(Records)
§
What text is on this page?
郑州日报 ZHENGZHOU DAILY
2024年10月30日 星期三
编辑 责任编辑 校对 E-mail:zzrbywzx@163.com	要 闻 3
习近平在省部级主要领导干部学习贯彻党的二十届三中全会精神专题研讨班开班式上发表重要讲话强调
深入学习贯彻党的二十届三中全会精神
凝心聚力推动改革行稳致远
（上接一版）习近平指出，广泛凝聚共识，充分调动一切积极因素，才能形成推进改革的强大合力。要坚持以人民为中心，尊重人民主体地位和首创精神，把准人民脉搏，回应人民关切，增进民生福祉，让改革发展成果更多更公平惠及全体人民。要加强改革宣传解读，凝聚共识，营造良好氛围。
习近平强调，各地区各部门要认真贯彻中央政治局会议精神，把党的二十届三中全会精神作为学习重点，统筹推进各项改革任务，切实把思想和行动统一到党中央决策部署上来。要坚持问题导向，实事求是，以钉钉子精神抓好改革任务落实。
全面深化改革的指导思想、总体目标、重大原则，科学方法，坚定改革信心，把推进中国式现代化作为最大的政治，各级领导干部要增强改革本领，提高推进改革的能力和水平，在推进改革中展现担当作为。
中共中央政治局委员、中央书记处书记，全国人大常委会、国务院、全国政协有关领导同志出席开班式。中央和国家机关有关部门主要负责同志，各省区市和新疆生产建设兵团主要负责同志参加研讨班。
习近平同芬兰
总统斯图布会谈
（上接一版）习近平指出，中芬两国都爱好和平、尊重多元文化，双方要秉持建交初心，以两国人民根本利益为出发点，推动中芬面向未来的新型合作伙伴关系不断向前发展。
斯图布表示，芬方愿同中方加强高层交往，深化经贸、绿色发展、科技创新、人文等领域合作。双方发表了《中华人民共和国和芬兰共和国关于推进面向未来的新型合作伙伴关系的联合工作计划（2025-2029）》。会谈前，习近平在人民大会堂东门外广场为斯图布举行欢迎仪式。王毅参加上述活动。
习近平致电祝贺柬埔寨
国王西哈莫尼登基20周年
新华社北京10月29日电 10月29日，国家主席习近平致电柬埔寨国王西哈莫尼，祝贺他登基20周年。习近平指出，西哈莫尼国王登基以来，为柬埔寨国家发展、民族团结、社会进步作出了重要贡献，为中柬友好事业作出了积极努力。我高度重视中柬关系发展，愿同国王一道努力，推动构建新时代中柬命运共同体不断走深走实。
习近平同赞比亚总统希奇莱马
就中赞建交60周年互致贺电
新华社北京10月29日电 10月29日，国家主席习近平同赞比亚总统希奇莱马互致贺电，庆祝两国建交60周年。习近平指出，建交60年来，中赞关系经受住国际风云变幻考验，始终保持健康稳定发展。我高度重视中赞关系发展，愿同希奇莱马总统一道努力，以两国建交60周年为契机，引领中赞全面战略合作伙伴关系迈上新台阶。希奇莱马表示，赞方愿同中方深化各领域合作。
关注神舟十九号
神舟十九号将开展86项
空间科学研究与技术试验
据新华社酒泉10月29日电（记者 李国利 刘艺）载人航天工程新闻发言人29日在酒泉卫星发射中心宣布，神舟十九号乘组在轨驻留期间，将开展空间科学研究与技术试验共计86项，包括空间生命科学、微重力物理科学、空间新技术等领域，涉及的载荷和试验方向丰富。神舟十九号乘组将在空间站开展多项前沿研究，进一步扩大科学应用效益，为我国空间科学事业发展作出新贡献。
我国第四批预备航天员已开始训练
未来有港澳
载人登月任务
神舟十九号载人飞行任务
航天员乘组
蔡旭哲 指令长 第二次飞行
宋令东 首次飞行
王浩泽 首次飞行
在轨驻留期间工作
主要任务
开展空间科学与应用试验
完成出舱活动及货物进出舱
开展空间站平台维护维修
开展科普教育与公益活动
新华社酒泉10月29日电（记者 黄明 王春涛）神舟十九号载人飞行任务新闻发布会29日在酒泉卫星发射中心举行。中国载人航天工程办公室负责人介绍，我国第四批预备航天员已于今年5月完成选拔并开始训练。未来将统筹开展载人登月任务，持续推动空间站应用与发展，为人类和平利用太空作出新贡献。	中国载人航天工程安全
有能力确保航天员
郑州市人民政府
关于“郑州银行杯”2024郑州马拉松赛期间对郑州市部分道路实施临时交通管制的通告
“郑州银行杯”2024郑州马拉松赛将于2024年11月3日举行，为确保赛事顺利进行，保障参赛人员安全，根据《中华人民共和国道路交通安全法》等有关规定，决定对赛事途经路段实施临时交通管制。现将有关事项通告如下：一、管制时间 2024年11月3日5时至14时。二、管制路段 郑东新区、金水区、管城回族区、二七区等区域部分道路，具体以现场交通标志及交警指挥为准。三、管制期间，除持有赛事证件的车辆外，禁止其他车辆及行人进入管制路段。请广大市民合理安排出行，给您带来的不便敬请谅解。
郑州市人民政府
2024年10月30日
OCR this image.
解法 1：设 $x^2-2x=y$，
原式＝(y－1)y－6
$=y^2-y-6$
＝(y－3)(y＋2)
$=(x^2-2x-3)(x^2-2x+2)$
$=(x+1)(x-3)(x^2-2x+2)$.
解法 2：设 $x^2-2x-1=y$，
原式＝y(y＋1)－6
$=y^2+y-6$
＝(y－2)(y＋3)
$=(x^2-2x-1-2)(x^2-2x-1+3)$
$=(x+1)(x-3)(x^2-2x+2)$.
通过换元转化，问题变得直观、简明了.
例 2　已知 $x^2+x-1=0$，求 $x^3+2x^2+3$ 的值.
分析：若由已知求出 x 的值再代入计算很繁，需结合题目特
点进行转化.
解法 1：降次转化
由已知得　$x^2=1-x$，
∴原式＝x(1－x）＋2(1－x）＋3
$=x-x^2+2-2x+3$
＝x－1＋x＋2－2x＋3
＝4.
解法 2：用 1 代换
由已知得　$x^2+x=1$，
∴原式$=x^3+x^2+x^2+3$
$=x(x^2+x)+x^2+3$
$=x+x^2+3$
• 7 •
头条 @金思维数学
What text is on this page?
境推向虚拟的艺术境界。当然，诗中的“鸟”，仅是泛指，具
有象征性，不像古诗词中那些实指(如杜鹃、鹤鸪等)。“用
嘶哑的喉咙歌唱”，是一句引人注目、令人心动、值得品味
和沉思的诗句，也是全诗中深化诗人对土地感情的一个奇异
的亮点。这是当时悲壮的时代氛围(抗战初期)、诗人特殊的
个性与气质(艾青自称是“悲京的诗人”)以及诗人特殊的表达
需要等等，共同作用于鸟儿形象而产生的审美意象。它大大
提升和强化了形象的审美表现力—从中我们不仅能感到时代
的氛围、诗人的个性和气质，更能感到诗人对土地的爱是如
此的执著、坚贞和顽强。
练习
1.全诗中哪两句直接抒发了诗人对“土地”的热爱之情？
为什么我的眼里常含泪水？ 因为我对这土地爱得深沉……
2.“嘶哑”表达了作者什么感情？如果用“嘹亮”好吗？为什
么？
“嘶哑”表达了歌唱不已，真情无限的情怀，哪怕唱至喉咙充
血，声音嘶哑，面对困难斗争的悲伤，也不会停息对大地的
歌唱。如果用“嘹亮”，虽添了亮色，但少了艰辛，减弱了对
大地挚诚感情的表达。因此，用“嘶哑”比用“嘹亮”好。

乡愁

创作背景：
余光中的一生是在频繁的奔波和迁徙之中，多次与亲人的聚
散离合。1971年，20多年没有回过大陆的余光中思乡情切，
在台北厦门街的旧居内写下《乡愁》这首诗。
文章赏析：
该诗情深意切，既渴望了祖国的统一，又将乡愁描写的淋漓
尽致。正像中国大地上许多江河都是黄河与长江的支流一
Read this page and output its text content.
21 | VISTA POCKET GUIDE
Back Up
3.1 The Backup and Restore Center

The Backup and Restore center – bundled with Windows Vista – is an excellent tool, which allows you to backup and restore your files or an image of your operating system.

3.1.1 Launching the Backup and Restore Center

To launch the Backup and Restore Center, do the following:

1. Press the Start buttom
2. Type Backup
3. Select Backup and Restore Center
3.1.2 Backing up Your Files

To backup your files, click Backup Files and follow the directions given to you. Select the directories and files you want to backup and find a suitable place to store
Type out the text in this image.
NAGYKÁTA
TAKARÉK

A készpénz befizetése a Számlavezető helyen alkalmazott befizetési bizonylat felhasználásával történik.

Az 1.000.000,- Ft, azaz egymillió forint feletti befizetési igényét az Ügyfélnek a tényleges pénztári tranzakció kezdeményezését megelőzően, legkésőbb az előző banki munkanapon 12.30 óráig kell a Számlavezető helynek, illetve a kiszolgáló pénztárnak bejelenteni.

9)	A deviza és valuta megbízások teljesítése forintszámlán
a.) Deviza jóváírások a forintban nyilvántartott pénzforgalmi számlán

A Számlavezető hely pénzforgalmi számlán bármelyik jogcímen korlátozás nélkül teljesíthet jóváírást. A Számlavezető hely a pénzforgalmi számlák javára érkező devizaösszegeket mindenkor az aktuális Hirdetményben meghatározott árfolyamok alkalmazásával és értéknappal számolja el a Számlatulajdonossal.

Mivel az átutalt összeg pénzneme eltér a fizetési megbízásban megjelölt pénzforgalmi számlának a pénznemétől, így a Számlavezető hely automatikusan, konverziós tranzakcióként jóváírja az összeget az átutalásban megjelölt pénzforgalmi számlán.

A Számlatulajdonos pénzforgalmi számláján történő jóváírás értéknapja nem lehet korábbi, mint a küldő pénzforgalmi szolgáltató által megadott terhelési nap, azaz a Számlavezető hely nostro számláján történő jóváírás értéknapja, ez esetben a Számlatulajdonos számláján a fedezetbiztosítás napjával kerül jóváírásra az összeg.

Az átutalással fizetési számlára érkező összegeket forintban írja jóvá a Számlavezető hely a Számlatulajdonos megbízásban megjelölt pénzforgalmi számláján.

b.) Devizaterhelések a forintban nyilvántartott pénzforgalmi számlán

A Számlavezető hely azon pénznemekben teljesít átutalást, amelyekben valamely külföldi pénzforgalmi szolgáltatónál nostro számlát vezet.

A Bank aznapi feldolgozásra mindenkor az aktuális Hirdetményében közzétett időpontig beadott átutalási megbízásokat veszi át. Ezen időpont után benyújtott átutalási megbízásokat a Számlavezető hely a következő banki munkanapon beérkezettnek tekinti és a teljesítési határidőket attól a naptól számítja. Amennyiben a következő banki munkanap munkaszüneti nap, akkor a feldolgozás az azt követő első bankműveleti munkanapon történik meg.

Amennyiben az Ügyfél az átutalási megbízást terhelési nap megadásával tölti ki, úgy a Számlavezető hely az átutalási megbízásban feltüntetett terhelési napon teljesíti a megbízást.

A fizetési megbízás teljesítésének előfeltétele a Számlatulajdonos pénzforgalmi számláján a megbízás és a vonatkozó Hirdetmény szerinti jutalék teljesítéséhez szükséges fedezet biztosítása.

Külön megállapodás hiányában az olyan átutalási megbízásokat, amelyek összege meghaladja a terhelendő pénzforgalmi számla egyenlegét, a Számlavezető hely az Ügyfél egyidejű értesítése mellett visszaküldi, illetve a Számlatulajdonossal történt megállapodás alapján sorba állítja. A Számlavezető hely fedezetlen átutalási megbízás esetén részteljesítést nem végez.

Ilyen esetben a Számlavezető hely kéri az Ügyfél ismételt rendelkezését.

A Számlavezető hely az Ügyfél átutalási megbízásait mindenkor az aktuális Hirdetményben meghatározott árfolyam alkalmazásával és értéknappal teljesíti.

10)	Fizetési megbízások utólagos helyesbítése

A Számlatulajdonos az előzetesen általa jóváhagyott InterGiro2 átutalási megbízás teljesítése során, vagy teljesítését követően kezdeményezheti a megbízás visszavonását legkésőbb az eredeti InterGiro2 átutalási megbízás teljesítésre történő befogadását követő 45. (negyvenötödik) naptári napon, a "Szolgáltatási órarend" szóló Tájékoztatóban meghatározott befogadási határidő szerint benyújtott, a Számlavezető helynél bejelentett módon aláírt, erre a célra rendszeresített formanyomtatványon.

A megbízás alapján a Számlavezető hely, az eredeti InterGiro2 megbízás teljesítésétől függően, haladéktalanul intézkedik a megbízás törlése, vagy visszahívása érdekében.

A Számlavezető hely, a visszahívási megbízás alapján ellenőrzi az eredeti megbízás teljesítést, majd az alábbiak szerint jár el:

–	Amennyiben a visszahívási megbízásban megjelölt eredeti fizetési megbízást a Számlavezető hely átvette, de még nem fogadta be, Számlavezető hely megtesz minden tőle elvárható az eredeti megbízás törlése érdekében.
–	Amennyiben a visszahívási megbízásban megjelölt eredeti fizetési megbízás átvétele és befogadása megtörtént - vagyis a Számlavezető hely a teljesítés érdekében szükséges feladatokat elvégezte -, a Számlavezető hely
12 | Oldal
§
§ INSTRUCTION
Copy out every line from the data above that has "text" in it.

§ WRITTEN SOLUTION
What text is on this page?
What text is on this page?
Read this page and output its text content.
Type out the text in this image.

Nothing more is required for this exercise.